(Items from a figure collection)
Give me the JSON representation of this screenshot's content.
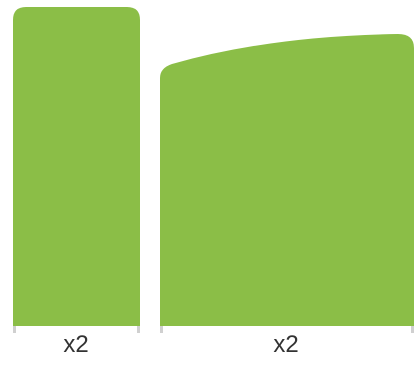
{
  "panels": [
    {
      "name": "narrow",
      "shape": "rounded-rectangle",
      "quantity_label": "x2"
    },
    {
      "name": "wide",
      "shape": "curved-top",
      "quantity_label": "x2"
    }
  ],
  "colors": {
    "panel_fill": "#8bbe47",
    "foot": "#d0d0d0",
    "label_text": "#333333"
  }
}
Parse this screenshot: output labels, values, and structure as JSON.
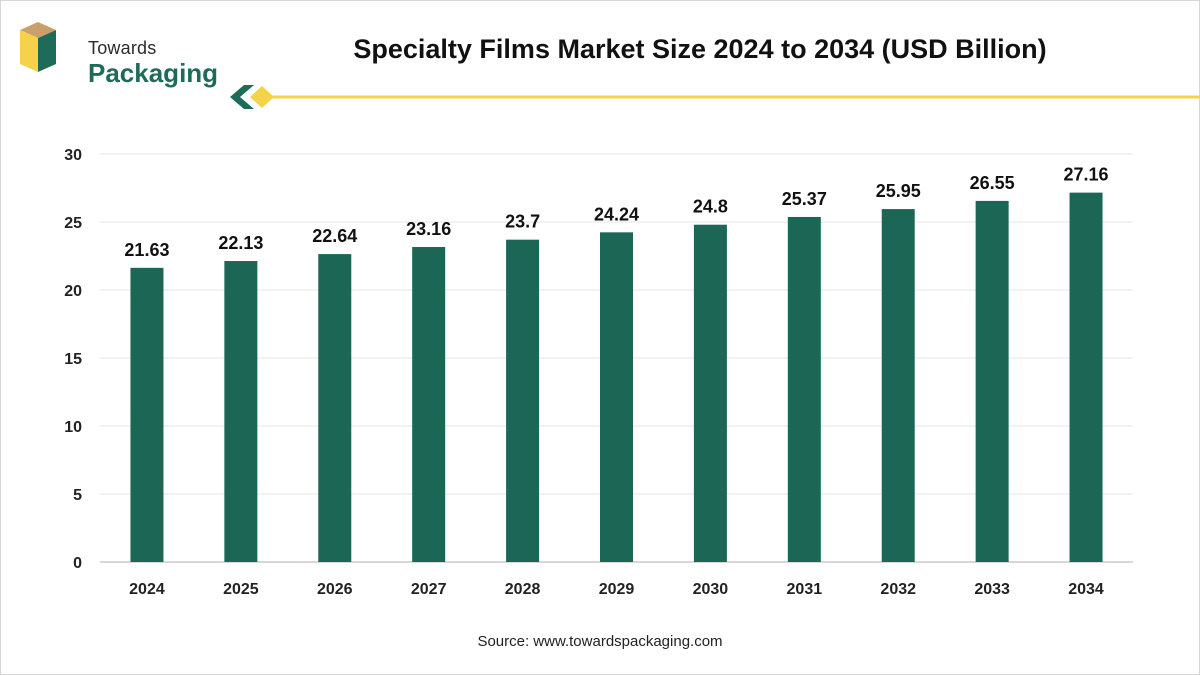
{
  "brand": {
    "line1": "Towards",
    "line2": "Packaging"
  },
  "source": "Source: www.towardspackaging.com",
  "colors": {
    "bar": "#1c6656",
    "accent": "#f5d24a",
    "brand_green": "#1f6b5a",
    "brand_tan": "#b48b5a"
  },
  "chart_data": {
    "type": "bar",
    "title": "Specialty Films Market Size 2024 to 2034 (USD Billion)",
    "xlabel": "",
    "ylabel": "",
    "categories": [
      "2024",
      "2025",
      "2026",
      "2027",
      "2028",
      "2029",
      "2030",
      "2031",
      "2032",
      "2033",
      "2034"
    ],
    "values": [
      21.63,
      22.13,
      22.64,
      23.16,
      23.7,
      24.24,
      24.8,
      25.37,
      25.95,
      26.55,
      27.16
    ],
    "ylim": [
      0,
      30
    ],
    "yticks": [
      0,
      5,
      10,
      15,
      20,
      25,
      30
    ],
    "grid": true,
    "legend": "none",
    "data_labels": true
  }
}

Exercise instructions: Find each line in the records holding the string "JSON" and show it.

Output of the exercise:
Give me the JSON representation of this screenshot's content.
Parse this screenshot: output labels, values, and structure as JSON.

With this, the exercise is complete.